-- start TASK INPUTS --

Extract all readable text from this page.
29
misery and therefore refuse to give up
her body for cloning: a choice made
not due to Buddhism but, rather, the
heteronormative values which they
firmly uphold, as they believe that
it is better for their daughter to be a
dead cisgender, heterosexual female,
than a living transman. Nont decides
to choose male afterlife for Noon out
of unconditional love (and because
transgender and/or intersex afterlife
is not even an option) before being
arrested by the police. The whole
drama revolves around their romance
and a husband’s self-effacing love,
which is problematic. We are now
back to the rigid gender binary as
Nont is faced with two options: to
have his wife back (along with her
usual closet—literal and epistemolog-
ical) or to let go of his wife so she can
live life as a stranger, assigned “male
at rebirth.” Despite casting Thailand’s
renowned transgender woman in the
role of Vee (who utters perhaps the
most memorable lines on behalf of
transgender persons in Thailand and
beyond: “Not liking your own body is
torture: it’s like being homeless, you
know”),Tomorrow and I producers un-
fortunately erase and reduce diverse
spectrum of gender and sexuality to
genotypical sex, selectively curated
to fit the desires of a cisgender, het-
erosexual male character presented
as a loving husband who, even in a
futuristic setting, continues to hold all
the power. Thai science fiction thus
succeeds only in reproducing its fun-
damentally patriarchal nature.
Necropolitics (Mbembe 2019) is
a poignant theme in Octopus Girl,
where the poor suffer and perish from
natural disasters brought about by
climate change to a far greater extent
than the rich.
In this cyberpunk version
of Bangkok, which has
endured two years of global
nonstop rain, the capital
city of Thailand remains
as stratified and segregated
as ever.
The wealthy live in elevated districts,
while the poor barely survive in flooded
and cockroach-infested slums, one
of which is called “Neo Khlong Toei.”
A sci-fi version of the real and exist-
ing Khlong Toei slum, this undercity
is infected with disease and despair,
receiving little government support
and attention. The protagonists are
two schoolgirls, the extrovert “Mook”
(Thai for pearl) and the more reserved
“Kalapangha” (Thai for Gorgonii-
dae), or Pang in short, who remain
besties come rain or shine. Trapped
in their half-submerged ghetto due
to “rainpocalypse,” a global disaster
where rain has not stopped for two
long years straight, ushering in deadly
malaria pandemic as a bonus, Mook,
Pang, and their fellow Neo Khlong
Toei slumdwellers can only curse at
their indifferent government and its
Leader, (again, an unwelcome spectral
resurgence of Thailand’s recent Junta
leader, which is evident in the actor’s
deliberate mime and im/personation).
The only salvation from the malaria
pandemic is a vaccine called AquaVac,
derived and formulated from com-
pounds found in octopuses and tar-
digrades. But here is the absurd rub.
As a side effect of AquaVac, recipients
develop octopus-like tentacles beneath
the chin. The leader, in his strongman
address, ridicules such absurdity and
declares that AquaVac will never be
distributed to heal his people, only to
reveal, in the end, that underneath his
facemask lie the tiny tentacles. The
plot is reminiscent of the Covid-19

-- end TASK INPUTS --
-- start TASK INPUTS --

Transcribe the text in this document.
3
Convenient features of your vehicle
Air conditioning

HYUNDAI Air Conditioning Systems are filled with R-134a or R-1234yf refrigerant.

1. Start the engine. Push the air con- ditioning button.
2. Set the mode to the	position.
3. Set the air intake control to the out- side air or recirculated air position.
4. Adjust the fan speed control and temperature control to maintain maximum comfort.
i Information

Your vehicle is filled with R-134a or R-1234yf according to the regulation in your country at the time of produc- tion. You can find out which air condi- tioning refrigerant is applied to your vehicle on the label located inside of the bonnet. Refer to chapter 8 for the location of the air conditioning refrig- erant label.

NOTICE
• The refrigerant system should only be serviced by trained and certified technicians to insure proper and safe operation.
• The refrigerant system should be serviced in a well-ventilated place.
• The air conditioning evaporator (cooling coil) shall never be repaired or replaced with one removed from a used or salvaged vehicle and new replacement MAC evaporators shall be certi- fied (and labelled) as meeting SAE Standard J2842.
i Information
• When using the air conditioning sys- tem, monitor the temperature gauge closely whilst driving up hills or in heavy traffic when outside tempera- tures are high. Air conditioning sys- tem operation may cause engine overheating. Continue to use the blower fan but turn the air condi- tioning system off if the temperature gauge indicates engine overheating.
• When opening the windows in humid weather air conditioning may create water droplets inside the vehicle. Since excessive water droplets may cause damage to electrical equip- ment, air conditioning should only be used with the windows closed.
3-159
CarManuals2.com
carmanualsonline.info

-- end TASK INPUTS --
-- start TASK INPUTS --

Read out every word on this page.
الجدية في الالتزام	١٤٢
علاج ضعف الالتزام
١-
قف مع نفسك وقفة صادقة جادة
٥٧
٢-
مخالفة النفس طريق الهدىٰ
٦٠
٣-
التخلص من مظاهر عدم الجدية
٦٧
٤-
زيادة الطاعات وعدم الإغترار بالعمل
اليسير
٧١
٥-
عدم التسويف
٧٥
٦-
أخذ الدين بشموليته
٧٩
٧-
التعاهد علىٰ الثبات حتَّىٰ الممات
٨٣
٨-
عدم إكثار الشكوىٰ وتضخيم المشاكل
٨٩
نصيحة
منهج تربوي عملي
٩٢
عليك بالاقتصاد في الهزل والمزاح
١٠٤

-- end TASK INPUTS --

TASK REQUIREMENTS » Pick out the lines that include the word "pandemic" and write them out.

FULL ANSWER »
malaria pandemic as a bonus, Mook,
pandemic is a vaccine called AquaVac,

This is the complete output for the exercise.